Entries in the collection:
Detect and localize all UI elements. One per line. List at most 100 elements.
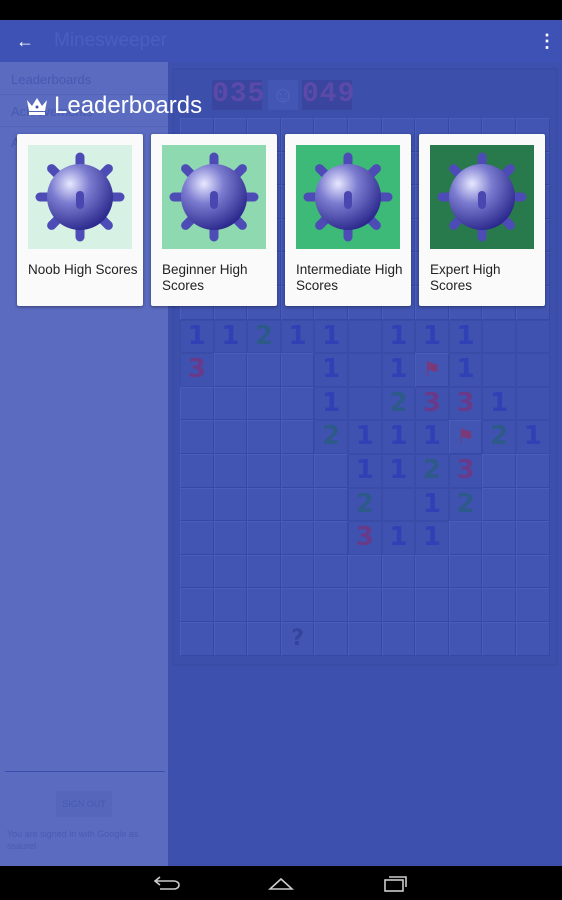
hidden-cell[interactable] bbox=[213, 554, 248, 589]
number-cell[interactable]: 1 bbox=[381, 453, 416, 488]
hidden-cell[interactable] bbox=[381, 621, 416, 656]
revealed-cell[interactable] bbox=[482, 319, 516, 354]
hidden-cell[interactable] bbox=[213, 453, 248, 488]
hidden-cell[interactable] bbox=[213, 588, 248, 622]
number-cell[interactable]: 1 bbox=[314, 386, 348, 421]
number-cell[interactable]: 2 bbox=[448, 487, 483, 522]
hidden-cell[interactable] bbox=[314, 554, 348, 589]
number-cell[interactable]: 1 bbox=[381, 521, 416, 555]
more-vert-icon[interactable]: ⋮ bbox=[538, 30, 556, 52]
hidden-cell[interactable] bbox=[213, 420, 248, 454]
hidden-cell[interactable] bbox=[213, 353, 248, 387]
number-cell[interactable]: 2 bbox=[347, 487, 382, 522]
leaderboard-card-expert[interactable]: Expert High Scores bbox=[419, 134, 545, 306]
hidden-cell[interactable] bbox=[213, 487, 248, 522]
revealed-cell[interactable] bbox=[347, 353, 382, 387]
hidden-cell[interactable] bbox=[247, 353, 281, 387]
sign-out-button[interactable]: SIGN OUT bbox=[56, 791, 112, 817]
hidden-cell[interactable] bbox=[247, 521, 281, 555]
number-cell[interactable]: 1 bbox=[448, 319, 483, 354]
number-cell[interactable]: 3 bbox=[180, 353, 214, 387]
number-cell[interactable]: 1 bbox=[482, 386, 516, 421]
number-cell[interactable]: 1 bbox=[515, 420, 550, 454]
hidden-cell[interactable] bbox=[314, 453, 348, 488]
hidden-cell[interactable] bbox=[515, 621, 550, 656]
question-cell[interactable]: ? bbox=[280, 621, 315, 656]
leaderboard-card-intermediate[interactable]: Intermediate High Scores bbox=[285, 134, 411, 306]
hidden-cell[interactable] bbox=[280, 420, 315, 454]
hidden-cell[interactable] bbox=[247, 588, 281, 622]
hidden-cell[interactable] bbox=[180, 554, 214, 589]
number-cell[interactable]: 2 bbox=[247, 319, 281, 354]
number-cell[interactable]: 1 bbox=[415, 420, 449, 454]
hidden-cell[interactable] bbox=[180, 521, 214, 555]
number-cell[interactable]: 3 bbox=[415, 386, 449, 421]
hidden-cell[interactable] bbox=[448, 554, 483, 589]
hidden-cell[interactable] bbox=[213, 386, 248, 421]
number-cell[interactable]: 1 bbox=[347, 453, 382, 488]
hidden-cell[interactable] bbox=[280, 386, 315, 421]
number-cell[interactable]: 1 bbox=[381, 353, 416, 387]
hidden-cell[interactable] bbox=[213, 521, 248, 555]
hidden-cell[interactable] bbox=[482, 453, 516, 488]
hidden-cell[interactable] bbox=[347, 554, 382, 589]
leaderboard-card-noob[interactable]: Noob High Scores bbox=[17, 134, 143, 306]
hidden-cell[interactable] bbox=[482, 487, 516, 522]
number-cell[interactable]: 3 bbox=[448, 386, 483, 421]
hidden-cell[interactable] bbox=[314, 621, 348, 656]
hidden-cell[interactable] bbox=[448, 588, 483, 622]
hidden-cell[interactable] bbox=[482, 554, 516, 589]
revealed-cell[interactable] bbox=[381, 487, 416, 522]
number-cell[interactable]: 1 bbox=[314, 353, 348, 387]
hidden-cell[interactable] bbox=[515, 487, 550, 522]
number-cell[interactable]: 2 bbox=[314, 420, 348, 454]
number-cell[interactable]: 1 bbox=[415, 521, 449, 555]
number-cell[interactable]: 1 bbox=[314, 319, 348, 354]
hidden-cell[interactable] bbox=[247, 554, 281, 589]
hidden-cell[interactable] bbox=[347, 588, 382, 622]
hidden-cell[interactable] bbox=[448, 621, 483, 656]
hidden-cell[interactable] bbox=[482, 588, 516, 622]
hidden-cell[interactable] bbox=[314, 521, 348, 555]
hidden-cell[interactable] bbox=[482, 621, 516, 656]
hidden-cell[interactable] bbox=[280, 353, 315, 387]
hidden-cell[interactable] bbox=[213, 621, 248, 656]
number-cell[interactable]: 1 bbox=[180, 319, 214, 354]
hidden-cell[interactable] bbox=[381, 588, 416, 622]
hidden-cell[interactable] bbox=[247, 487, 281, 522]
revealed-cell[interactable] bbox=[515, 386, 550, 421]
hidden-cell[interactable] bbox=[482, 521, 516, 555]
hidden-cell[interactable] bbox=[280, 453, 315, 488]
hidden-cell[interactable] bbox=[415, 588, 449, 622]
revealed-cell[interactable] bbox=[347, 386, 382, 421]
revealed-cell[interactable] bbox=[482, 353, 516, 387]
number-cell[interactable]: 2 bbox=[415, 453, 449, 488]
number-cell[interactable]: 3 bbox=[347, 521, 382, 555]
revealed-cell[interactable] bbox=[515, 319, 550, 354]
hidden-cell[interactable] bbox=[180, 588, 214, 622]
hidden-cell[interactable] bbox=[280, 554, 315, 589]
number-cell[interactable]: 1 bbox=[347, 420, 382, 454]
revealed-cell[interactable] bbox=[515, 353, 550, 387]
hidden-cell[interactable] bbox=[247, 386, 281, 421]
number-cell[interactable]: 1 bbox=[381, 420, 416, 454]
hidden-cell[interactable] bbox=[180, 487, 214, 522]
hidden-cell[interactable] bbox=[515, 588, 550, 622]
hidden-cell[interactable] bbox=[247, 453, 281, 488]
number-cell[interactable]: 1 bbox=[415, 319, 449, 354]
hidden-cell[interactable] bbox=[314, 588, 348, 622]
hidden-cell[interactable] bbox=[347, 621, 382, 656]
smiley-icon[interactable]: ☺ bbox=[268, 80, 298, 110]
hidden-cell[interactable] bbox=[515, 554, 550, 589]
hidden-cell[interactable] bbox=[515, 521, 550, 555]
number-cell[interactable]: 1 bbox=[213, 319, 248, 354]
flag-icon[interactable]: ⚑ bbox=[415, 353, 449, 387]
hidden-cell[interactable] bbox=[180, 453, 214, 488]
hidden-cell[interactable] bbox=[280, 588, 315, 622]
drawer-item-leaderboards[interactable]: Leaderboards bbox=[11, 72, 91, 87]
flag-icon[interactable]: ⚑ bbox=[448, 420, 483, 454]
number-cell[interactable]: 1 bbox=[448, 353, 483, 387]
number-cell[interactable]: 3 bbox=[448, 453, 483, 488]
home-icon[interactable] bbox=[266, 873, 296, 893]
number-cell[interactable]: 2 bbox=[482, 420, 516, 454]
...
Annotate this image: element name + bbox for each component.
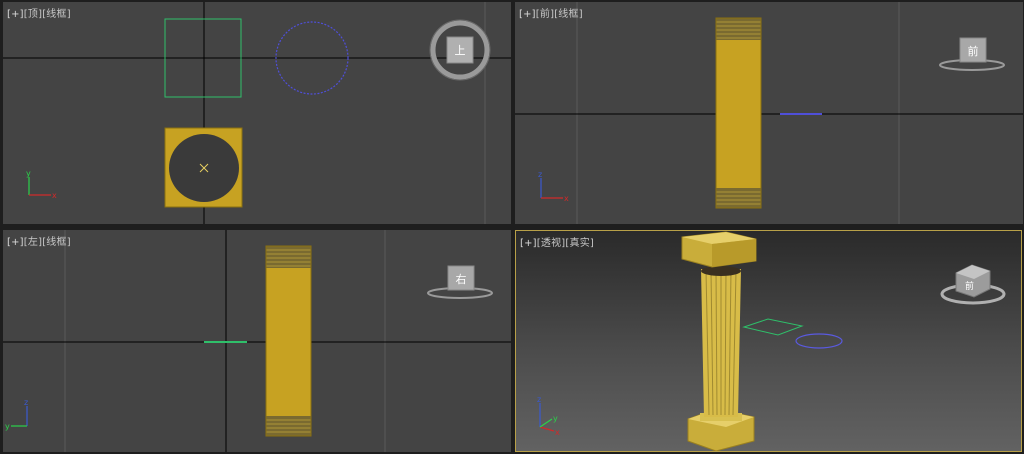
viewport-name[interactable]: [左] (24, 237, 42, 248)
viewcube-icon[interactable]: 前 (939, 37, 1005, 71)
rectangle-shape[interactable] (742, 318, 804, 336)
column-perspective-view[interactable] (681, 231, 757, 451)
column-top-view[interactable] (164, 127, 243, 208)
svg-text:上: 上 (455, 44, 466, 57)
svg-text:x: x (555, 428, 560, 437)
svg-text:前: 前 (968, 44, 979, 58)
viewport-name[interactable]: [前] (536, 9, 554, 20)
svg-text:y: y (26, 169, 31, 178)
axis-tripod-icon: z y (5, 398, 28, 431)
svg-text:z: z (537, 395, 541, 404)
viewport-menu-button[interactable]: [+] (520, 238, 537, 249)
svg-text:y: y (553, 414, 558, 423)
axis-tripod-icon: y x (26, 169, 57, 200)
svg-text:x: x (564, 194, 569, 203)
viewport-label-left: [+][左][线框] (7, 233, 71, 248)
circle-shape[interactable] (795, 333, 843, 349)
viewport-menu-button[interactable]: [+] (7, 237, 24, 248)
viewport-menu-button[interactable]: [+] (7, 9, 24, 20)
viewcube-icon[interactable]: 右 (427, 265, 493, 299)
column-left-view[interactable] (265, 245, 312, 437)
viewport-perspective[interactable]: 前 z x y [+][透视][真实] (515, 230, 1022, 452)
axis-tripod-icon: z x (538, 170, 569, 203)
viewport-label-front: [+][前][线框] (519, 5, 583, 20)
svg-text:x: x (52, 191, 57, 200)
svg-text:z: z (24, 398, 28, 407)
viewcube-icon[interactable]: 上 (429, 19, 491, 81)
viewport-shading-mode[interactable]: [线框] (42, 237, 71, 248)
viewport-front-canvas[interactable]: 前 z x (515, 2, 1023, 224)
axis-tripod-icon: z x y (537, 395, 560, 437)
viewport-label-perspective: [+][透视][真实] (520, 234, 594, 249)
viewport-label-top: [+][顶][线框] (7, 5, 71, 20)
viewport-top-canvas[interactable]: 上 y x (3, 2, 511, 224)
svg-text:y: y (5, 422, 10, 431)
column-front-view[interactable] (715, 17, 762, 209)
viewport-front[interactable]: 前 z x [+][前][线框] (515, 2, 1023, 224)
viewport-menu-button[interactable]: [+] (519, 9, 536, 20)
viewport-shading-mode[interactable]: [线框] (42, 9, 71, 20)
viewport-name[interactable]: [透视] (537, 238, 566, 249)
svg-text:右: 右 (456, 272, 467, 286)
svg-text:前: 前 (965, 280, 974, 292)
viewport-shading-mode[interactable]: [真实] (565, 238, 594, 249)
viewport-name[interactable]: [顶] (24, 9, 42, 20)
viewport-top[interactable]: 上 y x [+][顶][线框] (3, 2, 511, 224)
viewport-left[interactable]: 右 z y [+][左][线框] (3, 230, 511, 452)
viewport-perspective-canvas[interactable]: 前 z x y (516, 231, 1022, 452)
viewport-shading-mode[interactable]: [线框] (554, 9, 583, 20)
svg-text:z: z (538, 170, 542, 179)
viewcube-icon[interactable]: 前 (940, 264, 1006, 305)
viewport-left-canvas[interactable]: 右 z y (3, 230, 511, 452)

What you are asked to do:
Could you return, character for character, every line from the one containing "hidden-cell[interactable] bbox=[213, 554, 248, 589]" through the one containing "number-cell[interactable]: 2 bbox=[347, 487, 382, 522]", with both of those lines included?

Expected answer:
hidden-cell[interactable] bbox=[213, 554, 248, 589]
number-cell[interactable]: 1 bbox=[381, 453, 416, 488]
hidden-cell[interactable] bbox=[381, 621, 416, 656]
revealed-cell[interactable] bbox=[482, 319, 516, 354]
hidden-cell[interactable] bbox=[213, 453, 248, 488]
hidden-cell[interactable] bbox=[213, 588, 248, 622]
number-cell[interactable]: 1 bbox=[314, 386, 348, 421]
number-cell[interactable]: 2 bbox=[448, 487, 483, 522]
hidden-cell[interactable] bbox=[314, 554, 348, 589]
number-cell[interactable]: 1 bbox=[381, 521, 416, 555]
more-vert-icon[interactable]: ⋮ bbox=[538, 30, 556, 52]
hidden-cell[interactable] bbox=[213, 420, 248, 454]
hidden-cell[interactable] bbox=[213, 353, 248, 387]
number-cell[interactable]: 2 bbox=[347, 487, 382, 522]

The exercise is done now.